(Data listing)
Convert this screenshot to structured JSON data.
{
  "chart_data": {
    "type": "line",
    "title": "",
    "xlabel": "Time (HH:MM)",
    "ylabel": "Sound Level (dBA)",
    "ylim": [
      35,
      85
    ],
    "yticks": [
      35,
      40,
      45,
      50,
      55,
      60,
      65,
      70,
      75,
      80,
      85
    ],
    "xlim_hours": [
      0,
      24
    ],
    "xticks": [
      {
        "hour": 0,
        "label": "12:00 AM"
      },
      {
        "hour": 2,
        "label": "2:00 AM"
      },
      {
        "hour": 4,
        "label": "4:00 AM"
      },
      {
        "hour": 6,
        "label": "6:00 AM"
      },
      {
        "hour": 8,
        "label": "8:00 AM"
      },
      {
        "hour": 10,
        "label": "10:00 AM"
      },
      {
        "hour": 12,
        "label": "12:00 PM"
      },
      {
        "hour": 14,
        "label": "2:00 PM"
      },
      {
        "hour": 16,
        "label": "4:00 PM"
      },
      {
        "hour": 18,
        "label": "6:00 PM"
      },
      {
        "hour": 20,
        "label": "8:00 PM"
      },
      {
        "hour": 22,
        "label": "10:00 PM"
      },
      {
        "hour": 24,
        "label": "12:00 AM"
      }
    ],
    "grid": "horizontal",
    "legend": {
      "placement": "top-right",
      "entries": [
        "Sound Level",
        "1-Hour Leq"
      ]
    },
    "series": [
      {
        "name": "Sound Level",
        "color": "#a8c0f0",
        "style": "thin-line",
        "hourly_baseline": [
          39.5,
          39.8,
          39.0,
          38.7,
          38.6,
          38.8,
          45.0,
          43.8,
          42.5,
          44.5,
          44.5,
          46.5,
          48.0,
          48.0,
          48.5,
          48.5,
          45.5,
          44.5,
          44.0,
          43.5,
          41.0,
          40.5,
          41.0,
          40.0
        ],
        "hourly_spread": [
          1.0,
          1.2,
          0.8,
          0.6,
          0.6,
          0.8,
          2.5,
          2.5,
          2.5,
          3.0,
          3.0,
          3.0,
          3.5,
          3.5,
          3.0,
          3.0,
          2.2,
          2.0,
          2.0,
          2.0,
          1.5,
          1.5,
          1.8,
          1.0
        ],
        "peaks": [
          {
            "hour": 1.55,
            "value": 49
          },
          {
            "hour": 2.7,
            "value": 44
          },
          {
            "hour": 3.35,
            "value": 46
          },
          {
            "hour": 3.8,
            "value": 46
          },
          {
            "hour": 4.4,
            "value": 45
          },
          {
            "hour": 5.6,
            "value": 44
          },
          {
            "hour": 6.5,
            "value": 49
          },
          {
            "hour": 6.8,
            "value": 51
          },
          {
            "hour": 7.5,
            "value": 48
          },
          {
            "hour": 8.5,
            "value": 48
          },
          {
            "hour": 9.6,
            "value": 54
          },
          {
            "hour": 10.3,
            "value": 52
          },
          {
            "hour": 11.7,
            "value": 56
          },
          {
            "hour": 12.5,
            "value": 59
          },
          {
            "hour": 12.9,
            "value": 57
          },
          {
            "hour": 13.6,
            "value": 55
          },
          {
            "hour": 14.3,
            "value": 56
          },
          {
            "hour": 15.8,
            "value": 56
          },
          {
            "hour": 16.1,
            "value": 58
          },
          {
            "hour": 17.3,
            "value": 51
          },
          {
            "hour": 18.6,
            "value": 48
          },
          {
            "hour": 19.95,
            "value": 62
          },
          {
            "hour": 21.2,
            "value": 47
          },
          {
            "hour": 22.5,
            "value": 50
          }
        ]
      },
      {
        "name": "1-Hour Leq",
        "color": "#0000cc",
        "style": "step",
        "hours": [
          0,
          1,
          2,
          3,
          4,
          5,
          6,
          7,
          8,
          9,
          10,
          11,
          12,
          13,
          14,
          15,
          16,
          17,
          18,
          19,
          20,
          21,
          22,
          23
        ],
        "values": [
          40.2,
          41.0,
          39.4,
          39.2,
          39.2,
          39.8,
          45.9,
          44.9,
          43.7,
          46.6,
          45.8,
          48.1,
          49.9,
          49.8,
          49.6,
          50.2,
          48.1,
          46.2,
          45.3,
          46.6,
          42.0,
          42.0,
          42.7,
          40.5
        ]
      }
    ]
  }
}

# [Given request]
From the records above, extract every entry exactly as given.

# [Correct result]
Convert this screenshot to structured JSON data.
{
  "chart_data": {
    "type": "line",
    "title": "",
    "xlabel": "Time (HH:MM)",
    "ylabel": "Sound Level (dBA)",
    "ylim": [
      35,
      85
    ],
    "yticks": [
      35,
      40,
      45,
      50,
      55,
      60,
      65,
      70,
      75,
      80,
      85
    ],
    "xlim_hours": [
      0,
      24
    ],
    "xticks": [
      {
        "hour": 0,
        "label": "12:00 AM"
      },
      {
        "hour": 2,
        "label": "2:00 AM"
      },
      {
        "hour": 4,
        "label": "4:00 AM"
      },
      {
        "hour": 6,
        "label": "6:00 AM"
      },
      {
        "hour": 8,
        "label": "8:00 AM"
      },
      {
        "hour": 10,
        "label": "10:00 AM"
      },
      {
        "hour": 12,
        "label": "12:00 PM"
      },
      {
        "hour": 14,
        "label": "2:00 PM"
      },
      {
        "hour": 16,
        "label": "4:00 PM"
      },
      {
        "hour": 18,
        "label": "6:00 PM"
      },
      {
        "hour": 20,
        "label": "8:00 PM"
      },
      {
        "hour": 22,
        "label": "10:00 PM"
      },
      {
        "hour": 24,
        "label": "12:00 AM"
      }
    ],
    "grid": "horizontal",
    "legend": {
      "placement": "top-right",
      "entries": [
        "Sound Level",
        "1-Hour Leq"
      ]
    },
    "series": [
      {
        "name": "Sound Level",
        "color": "#a8c0f0",
        "style": "thin-line",
        "hourly_baseline": [
          39.5,
          39.8,
          39.0,
          38.7,
          38.6,
          38.8,
          45.0,
          43.8,
          42.5,
          44.5,
          44.5,
          46.5,
          48.0,
          48.0,
          48.5,
          48.5,
          45.5,
          44.5,
          44.0,
          43.5,
          41.0,
          40.5,
          41.0,
          40.0
        ],
        "hourly_spread": [
          1.0,
          1.2,
          0.8,
          0.6,
          0.6,
          0.8,
          2.5,
          2.5,
          2.5,
          3.0,
          3.0,
          3.0,
          3.5,
          3.5,
          3.0,
          3.0,
          2.2,
          2.0,
          2.0,
          2.0,
          1.5,
          1.5,
          1.8,
          1.0
        ],
        "peaks": [
          {
            "hour": 1.55,
            "value": 49
          },
          {
            "hour": 2.7,
            "value": 44
          },
          {
            "hour": 3.35,
            "value": 46
          },
          {
            "hour": 3.8,
            "value": 46
          },
          {
            "hour": 4.4,
            "value": 45
          },
          {
            "hour": 5.6,
            "value": 44
          },
          {
            "hour": 6.5,
            "value": 49
          },
          {
            "hour": 6.8,
            "value": 51
          },
          {
            "hour": 7.5,
            "value": 48
          },
          {
            "hour": 8.5,
            "value": 48
          },
          {
            "hour": 9.6,
            "value": 54
          },
          {
            "hour": 10.3,
            "value": 52
          },
          {
            "hour": 11.7,
            "value": 56
          },
          {
            "hour": 12.5,
            "value": 59
          },
          {
            "hour": 12.9,
            "value": 57
          },
          {
            "hour": 13.6,
            "value": 55
          },
          {
            "hour": 14.3,
            "value": 56
          },
          {
            "hour": 15.8,
            "value": 56
          },
          {
            "hour": 16.1,
            "value": 58
          },
          {
            "hour": 17.3,
            "value": 51
          },
          {
            "hour": 18.6,
            "value": 48
          },
          {
            "hour": 19.95,
            "value": 62
          },
          {
            "hour": 21.2,
            "value": 47
          },
          {
            "hour": 22.5,
            "value": 50
          }
        ]
      },
      {
        "name": "1-Hour Leq",
        "color": "#0000cc",
        "style": "step",
        "hours": [
          0,
          1,
          2,
          3,
          4,
          5,
          6,
          7,
          8,
          9,
          10,
          11,
          12,
          13,
          14,
          15,
          16,
          17,
          18,
          19,
          20,
          21,
          22,
          23
        ],
        "values": [
          40.2,
          41.0,
          39.4,
          39.2,
          39.2,
          39.8,
          45.9,
          44.9,
          43.7,
          46.6,
          45.8,
          48.1,
          49.9,
          49.8,
          49.6,
          50.2,
          48.1,
          46.2,
          45.3,
          46.6,
          42.0,
          42.0,
          42.7,
          40.5
        ]
      }
    ]
  }
}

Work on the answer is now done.